[start]
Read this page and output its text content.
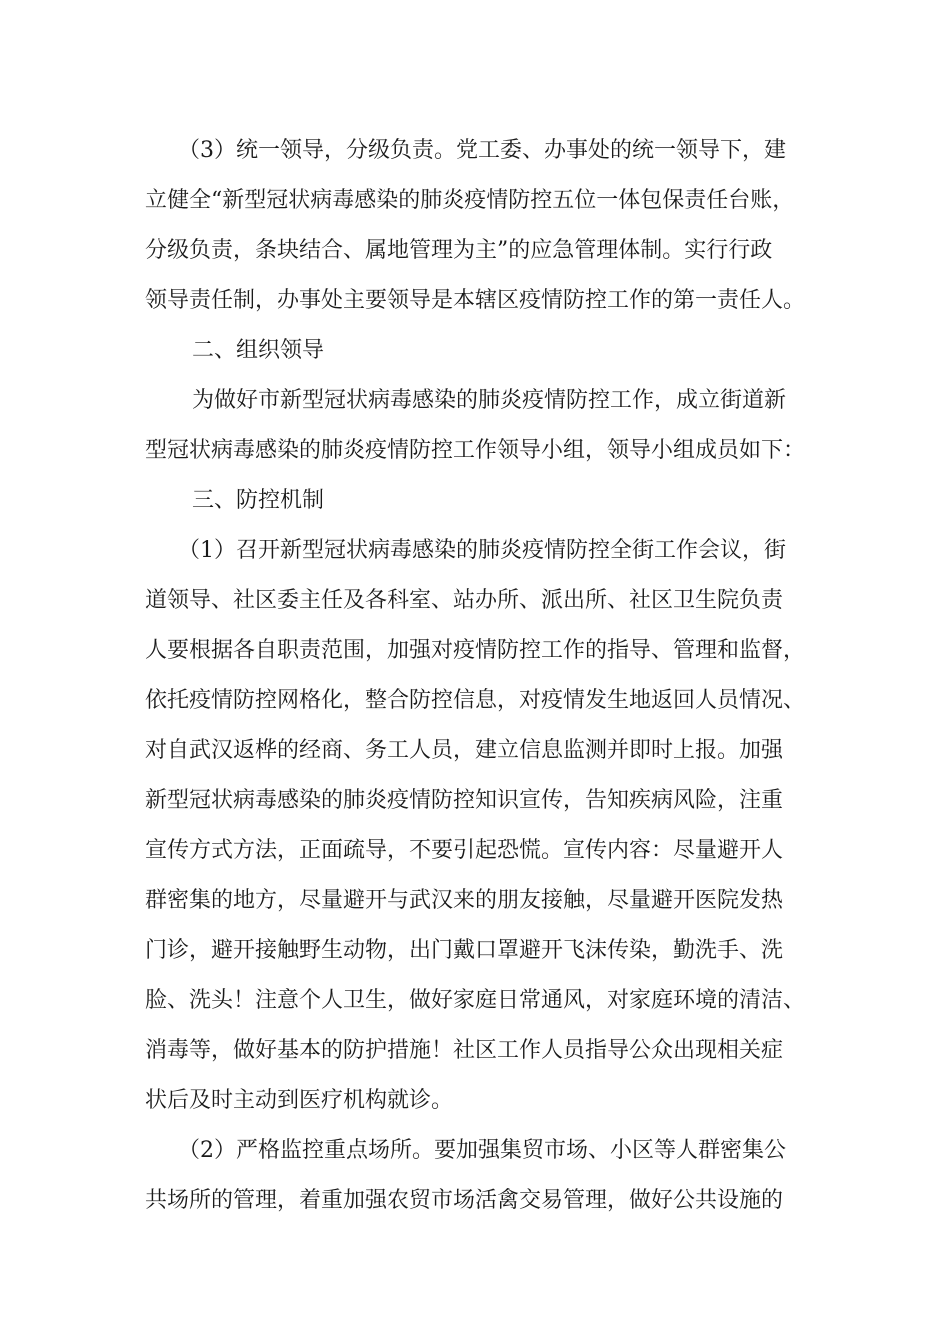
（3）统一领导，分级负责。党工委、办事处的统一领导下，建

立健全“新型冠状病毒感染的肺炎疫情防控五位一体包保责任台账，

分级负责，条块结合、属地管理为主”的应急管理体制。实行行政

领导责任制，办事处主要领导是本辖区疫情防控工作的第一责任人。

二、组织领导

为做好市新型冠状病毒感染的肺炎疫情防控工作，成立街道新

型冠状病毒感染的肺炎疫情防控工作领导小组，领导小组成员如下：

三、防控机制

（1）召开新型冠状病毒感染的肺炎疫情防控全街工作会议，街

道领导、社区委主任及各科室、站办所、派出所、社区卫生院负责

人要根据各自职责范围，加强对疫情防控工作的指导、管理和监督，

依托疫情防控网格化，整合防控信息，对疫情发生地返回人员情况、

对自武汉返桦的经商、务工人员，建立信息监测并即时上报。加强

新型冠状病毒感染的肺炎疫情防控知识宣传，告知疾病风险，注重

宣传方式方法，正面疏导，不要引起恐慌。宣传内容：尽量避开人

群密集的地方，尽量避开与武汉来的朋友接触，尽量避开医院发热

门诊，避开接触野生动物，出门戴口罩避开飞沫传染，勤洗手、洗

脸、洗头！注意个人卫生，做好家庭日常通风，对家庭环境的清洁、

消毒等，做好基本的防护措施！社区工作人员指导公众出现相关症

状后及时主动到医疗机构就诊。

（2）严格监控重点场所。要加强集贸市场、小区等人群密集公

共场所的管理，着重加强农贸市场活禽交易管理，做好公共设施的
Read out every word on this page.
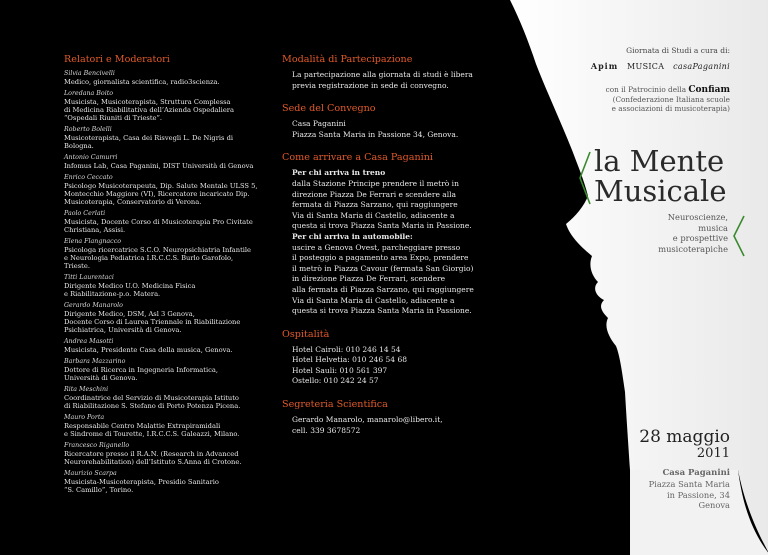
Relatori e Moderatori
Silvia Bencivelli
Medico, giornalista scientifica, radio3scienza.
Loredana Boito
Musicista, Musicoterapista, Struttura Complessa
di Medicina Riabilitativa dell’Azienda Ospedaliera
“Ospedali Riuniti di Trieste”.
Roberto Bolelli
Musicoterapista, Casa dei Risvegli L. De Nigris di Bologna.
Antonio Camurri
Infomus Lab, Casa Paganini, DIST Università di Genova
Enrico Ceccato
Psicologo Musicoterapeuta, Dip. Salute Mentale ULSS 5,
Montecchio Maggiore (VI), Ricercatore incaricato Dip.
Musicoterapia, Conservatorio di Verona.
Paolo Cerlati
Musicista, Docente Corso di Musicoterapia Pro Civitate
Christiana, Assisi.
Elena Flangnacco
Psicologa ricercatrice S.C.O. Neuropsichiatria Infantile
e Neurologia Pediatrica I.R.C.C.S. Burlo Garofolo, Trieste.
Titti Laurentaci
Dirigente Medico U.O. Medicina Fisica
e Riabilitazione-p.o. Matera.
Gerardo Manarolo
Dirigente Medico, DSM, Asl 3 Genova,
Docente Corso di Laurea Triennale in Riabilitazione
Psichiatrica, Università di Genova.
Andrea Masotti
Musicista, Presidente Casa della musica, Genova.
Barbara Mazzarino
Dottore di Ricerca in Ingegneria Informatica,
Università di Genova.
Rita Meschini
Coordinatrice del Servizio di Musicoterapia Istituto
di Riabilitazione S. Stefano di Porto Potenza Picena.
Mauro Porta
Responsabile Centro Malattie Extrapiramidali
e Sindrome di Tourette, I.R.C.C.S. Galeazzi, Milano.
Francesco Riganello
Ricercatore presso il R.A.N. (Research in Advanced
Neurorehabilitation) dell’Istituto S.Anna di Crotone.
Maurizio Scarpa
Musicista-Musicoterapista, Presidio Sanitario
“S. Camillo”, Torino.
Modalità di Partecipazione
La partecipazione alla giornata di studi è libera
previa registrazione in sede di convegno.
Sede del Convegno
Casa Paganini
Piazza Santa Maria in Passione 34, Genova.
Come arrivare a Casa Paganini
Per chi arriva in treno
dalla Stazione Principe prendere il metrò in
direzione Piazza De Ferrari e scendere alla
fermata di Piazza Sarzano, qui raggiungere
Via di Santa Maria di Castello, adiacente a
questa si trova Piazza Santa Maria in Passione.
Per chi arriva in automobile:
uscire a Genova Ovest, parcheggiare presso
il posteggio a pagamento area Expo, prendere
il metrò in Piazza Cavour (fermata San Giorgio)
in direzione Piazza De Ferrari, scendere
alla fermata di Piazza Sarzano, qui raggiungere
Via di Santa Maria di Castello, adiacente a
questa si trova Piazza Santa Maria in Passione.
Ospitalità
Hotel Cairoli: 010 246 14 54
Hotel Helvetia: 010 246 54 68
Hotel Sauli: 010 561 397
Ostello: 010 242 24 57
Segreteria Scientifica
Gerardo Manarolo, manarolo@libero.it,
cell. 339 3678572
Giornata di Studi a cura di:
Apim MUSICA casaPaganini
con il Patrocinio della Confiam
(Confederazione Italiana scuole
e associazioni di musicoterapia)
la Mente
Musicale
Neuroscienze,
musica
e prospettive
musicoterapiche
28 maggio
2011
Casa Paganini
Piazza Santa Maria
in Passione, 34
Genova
[end]
[start]
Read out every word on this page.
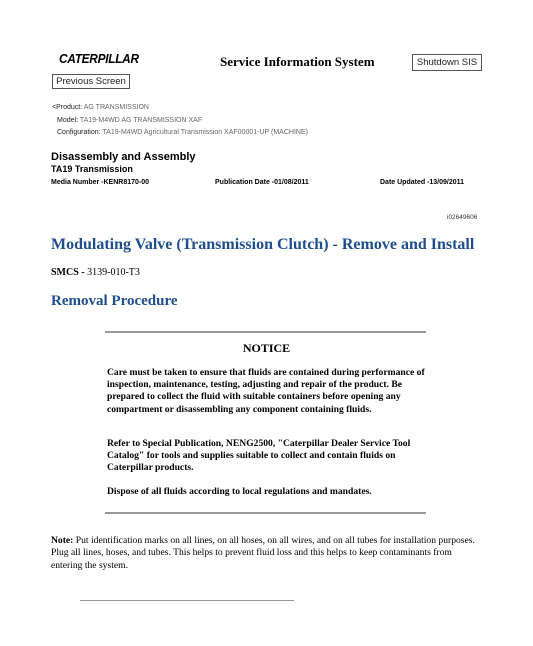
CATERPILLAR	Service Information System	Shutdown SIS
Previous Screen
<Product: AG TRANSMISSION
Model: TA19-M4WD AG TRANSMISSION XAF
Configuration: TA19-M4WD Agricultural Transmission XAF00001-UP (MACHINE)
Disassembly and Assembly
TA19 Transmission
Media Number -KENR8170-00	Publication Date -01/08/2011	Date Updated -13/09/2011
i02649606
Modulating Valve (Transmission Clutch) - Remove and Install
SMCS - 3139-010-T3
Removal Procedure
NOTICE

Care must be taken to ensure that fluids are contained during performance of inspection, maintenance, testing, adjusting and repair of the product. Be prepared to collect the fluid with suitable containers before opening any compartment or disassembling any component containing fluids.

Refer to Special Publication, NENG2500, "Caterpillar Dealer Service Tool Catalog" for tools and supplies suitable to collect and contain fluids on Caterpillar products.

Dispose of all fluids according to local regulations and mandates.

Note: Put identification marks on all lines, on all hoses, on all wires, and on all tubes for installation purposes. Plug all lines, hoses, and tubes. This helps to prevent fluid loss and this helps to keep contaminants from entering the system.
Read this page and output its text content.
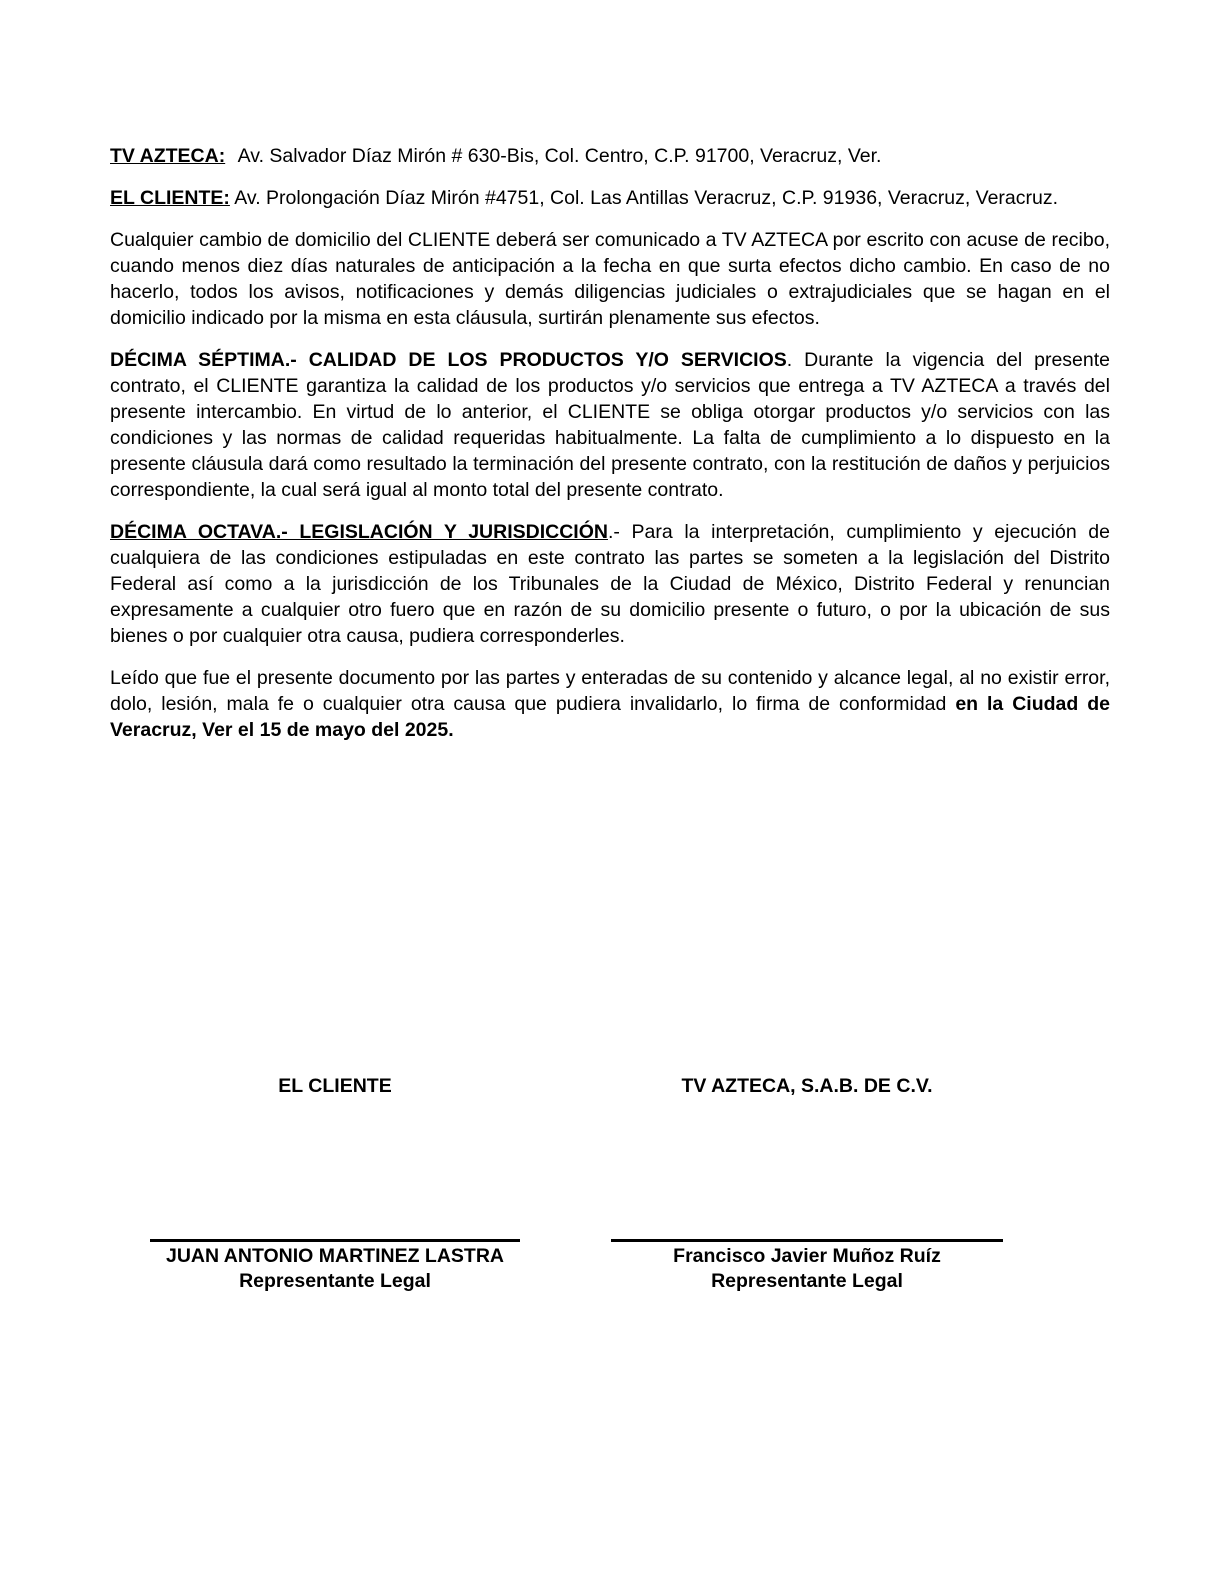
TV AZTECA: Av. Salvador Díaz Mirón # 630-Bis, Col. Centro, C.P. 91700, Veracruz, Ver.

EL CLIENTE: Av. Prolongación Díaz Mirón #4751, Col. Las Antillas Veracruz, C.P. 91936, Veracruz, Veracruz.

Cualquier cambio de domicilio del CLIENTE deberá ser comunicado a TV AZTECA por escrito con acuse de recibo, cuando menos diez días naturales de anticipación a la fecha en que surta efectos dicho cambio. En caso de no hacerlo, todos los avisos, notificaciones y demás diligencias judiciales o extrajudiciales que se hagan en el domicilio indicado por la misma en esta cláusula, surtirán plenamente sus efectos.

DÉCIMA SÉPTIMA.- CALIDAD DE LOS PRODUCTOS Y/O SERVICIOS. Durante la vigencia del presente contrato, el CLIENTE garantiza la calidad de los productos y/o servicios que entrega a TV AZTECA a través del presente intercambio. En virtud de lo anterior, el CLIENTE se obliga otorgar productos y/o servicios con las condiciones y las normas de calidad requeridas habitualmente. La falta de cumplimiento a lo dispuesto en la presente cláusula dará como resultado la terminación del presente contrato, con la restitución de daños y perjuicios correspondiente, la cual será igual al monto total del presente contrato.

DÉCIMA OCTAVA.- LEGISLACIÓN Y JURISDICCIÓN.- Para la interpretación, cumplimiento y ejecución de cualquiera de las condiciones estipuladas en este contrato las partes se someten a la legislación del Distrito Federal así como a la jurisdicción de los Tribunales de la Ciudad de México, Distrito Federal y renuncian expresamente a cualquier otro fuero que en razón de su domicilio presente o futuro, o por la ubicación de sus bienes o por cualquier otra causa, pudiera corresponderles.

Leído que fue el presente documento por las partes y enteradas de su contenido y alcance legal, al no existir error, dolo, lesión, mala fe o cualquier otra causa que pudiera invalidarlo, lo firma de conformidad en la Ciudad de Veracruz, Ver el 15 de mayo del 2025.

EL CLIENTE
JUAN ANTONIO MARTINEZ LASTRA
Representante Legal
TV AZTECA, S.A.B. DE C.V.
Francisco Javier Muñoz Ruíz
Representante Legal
[end]
[start]
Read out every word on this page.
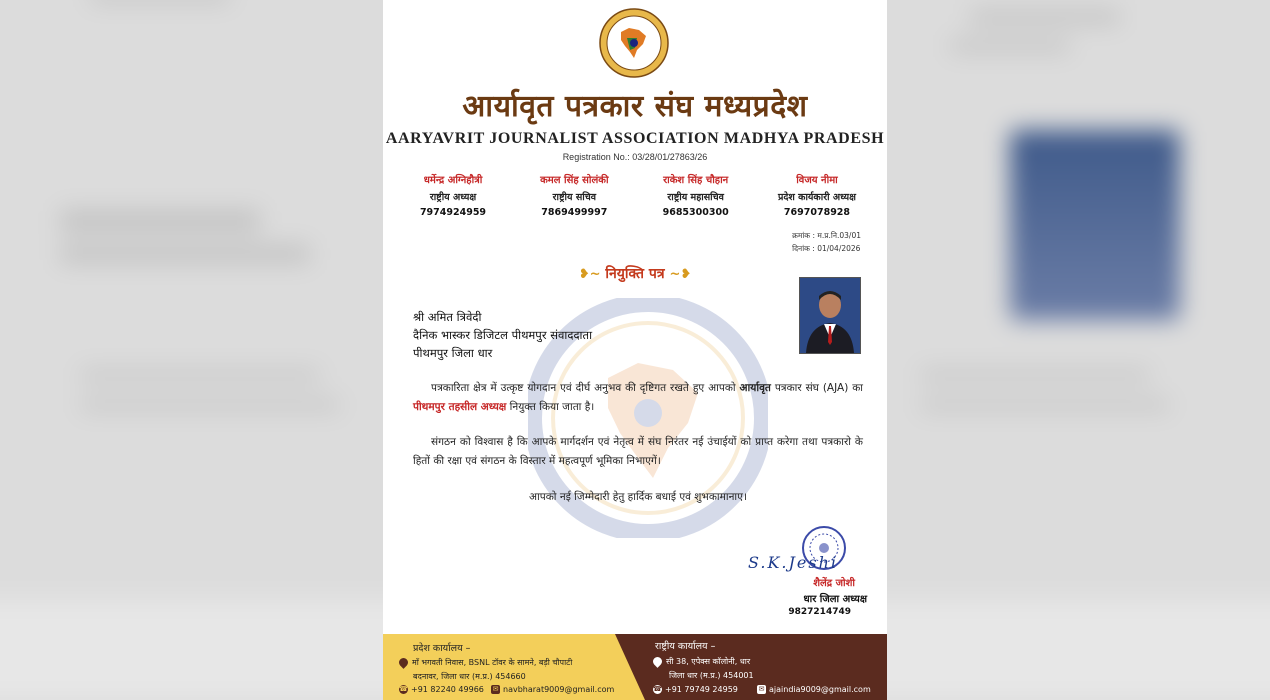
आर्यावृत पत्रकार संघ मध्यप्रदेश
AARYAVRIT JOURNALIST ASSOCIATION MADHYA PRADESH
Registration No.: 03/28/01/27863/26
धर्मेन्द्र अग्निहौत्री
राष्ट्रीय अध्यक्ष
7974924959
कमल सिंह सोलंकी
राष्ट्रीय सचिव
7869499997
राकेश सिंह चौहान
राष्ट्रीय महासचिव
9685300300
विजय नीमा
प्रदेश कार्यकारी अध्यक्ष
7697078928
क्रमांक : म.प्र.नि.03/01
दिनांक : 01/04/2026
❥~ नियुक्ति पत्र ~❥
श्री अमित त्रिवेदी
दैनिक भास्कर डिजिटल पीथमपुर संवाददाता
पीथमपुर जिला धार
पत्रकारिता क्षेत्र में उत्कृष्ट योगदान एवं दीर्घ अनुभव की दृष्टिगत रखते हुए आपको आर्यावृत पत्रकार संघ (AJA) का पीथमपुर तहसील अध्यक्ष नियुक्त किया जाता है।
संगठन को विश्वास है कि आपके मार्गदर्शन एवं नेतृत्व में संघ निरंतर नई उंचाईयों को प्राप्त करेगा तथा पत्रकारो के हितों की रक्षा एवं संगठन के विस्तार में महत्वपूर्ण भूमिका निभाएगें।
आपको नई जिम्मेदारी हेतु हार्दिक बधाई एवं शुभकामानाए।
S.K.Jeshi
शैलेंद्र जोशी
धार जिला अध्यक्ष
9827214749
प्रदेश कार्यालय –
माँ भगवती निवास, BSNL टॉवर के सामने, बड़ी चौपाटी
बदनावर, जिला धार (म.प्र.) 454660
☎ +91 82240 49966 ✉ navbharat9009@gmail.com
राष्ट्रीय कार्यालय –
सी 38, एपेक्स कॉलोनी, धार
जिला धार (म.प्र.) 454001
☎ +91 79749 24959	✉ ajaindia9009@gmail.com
[end]
▶ **GIVEN INSTRUCTION**:
The word "della" may occur in lines of the records. Report how many such lines there are, giving only the number.

▶ **ANSWER BELOW**:
2